> [WORK TO BE COMPLETED]
Update the lines starting at the beginning of the records and ending at the line containing "199, 742, 223]" by replacing "code-token" with "syntax-token" throughout, leaving everything else unchanged, and return only those lines.

> [RAW RECORDS]
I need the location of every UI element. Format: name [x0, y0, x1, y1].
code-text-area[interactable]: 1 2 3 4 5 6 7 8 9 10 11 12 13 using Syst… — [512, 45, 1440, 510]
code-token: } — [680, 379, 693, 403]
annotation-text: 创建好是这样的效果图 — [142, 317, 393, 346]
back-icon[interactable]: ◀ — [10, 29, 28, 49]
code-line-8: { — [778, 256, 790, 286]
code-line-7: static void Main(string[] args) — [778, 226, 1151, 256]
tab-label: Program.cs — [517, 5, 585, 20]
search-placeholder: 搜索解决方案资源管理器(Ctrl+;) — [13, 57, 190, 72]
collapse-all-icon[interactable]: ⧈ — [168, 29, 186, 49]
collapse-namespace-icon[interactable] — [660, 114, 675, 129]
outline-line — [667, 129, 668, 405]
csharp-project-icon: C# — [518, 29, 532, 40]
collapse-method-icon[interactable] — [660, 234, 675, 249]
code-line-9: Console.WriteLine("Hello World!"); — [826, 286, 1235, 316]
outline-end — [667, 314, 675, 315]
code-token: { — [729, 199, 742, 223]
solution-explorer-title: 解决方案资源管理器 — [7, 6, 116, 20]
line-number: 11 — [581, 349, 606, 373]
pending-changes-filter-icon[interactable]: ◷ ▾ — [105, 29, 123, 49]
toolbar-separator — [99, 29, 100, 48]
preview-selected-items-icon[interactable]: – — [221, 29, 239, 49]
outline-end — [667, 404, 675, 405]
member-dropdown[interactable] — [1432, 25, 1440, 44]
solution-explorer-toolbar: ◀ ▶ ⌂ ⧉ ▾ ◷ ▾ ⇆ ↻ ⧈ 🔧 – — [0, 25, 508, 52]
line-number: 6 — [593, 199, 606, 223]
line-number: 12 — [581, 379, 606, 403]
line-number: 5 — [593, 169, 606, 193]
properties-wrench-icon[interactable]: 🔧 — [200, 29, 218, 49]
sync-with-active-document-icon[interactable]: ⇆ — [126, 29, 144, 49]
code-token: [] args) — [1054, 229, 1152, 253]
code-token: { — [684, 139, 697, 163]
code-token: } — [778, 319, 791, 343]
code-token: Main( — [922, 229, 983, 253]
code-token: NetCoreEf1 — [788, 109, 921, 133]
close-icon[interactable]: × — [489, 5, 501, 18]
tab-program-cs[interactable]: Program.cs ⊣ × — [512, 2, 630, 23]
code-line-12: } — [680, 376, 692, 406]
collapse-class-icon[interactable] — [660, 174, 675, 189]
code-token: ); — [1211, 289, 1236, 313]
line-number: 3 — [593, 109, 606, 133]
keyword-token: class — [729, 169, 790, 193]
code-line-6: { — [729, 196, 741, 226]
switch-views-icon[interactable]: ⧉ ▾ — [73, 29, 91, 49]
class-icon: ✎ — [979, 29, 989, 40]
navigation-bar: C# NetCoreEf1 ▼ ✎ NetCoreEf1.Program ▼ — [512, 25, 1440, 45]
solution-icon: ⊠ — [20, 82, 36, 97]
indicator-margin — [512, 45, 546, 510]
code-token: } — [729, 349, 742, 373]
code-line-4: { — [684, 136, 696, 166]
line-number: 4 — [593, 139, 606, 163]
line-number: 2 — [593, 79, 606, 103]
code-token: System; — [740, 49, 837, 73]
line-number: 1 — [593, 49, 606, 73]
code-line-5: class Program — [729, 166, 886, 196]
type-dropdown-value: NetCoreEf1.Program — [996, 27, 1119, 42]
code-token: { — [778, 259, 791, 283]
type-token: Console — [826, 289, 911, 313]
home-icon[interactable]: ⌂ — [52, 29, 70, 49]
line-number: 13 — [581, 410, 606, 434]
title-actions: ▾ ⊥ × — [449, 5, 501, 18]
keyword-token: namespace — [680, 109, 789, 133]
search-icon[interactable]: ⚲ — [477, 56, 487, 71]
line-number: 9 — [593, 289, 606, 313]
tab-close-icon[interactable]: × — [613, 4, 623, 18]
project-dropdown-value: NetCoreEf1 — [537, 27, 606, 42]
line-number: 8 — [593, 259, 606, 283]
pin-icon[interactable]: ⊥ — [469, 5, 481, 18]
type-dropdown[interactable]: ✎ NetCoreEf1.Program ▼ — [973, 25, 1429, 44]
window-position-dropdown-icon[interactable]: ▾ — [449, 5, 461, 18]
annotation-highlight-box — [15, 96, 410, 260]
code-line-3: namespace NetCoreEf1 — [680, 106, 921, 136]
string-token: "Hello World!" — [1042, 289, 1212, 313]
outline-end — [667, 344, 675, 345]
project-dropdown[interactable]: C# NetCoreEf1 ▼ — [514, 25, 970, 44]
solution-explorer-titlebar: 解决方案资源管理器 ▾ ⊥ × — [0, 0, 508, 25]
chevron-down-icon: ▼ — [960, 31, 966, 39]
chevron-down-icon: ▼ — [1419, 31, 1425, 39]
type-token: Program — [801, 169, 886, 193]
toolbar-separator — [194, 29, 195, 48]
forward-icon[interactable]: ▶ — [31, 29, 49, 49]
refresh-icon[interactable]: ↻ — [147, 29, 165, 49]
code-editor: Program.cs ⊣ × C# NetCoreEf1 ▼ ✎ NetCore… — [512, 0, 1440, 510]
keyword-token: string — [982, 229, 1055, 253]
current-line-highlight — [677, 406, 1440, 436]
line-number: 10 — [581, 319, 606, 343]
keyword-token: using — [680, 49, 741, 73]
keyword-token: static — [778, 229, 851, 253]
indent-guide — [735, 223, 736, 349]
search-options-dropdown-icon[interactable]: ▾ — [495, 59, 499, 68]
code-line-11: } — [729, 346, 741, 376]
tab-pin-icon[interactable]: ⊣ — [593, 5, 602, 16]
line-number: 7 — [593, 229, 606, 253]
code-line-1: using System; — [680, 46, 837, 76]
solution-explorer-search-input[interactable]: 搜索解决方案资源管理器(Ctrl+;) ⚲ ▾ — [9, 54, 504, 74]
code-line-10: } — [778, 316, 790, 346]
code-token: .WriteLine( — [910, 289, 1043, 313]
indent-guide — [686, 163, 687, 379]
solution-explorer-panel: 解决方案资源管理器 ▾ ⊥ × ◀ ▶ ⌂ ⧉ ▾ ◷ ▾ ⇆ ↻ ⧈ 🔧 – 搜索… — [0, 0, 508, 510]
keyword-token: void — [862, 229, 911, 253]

> [FINAL RESULT]
I need the location of every UI element. Format: name [x0, y0, x1, y1].
code-text-area[interactable]: 1 2 3 4 5 6 7 8 9 10 11 12 13 using Syst… — [512, 45, 1440, 510]
syntax-token: } — [680, 379, 693, 403]
annotation-text: 创建好是这样的效果图 — [142, 317, 393, 346]
back-icon[interactable]: ◀ — [10, 29, 28, 49]
code-line-8: { — [778, 256, 790, 286]
code-line-7: static void Main(string[] args) — [778, 226, 1151, 256]
tab-label: Program.cs — [517, 5, 585, 20]
search-placeholder: 搜索解决方案资源管理器(Ctrl+;) — [13, 57, 190, 72]
collapse-all-icon[interactable]: ⧈ — [168, 29, 186, 49]
collapse-namespace-icon[interactable] — [660, 114, 675, 129]
outline-line — [667, 129, 668, 405]
csharp-project-icon: C# — [518, 29, 532, 40]
collapse-method-icon[interactable] — [660, 234, 675, 249]
code-line-9: Console.WriteLine("Hello World!"); — [826, 286, 1235, 316]
outline-end — [667, 314, 675, 315]
syntax-token: { — [729, 199, 742, 223]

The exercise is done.